* [Zadanie do wykonania]: Powtórz bez zmian fragment wpisu o Transerfingu zawarty między „Tytuł: Odp: TRANSERFING” a „każdy był szczęśliwy.”, łącznie z tymi słowami.

* [Fragment tekstu]:
Tytuł: Odp: TRANSERFING rzeczywistości
Wiadomość wysłana przez: Tenebrael Kwiecień 24, 2010, 08:59:47
Linda - hmmm, teoretycznie bym się zgodził, jednak nie do końca. Przykład, który podałem, to jedynie pewien hipotetyczny wycinek z życia. Jednak, jakkolwiek by nie było, zawsze, w każdym momencie, występują pewne konflikty interesów. Zawsze jest tak, że aby życie jednego było usłane kwiatami, życie drugiego musi zawierać problemy. Nie da się tego tak pogodzić, by każdy był szczęśliwy.

Weźmy przykład bardziej globalny. Pracodawcy i miejsca pracy. Miejsc pracy jest mniej niż chętnych. Czyli, załóżmy, 100 miejsc pracy, i 150 chętnych. I załóżmy, że wszyscy stosują Transerfing. Pracodawcy będą chcieli, by uzyskiwać największe przychody, płacąc najmniej jak najmniejszej liczbie ludzi. Pracownicy - by każdy miał pracę (czyli pracownicy musieliby zatrudniać większą liczbę osób, co kłóci się z ich intencjami transerfingowymi), i by zarabiać jak najwięcej (znowu - sprzeczność).

* [Dostarczony materiał]:
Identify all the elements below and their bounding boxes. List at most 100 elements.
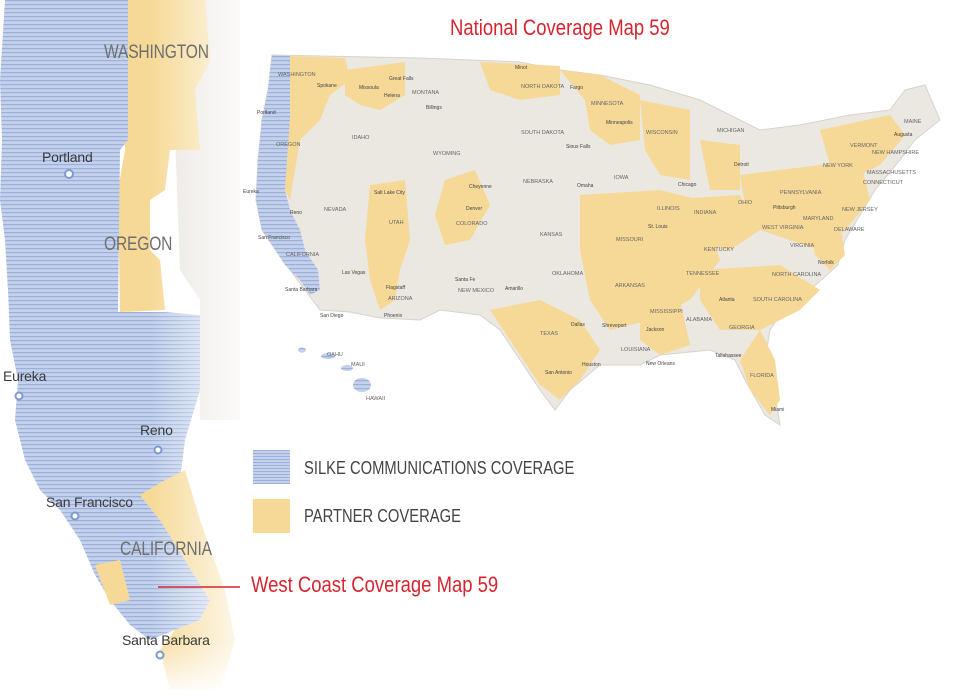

* [Wynik]:
Tytuł: Odp: TRANSERFING rzeczywistości
Wiadomość wysłana przez: Tenebrael Kwiecień 24, 2010, 08:59:47
Linda - hmmm, teoretycznie bym się zgodził, jednak nie do końca. Przykład, który podałem, to jedynie pewien hipotetyczny wycinek z życia. Jednak, jakkolwiek by nie było, zawsze, w każdym momencie, występują pewne konflikty interesów. Zawsze jest tak, że aby życie jednego było usłane kwiatami, życie drugiego musi zawierać problemy. Nie da się tego tak pogodzić, by każdy był szczęśliwy.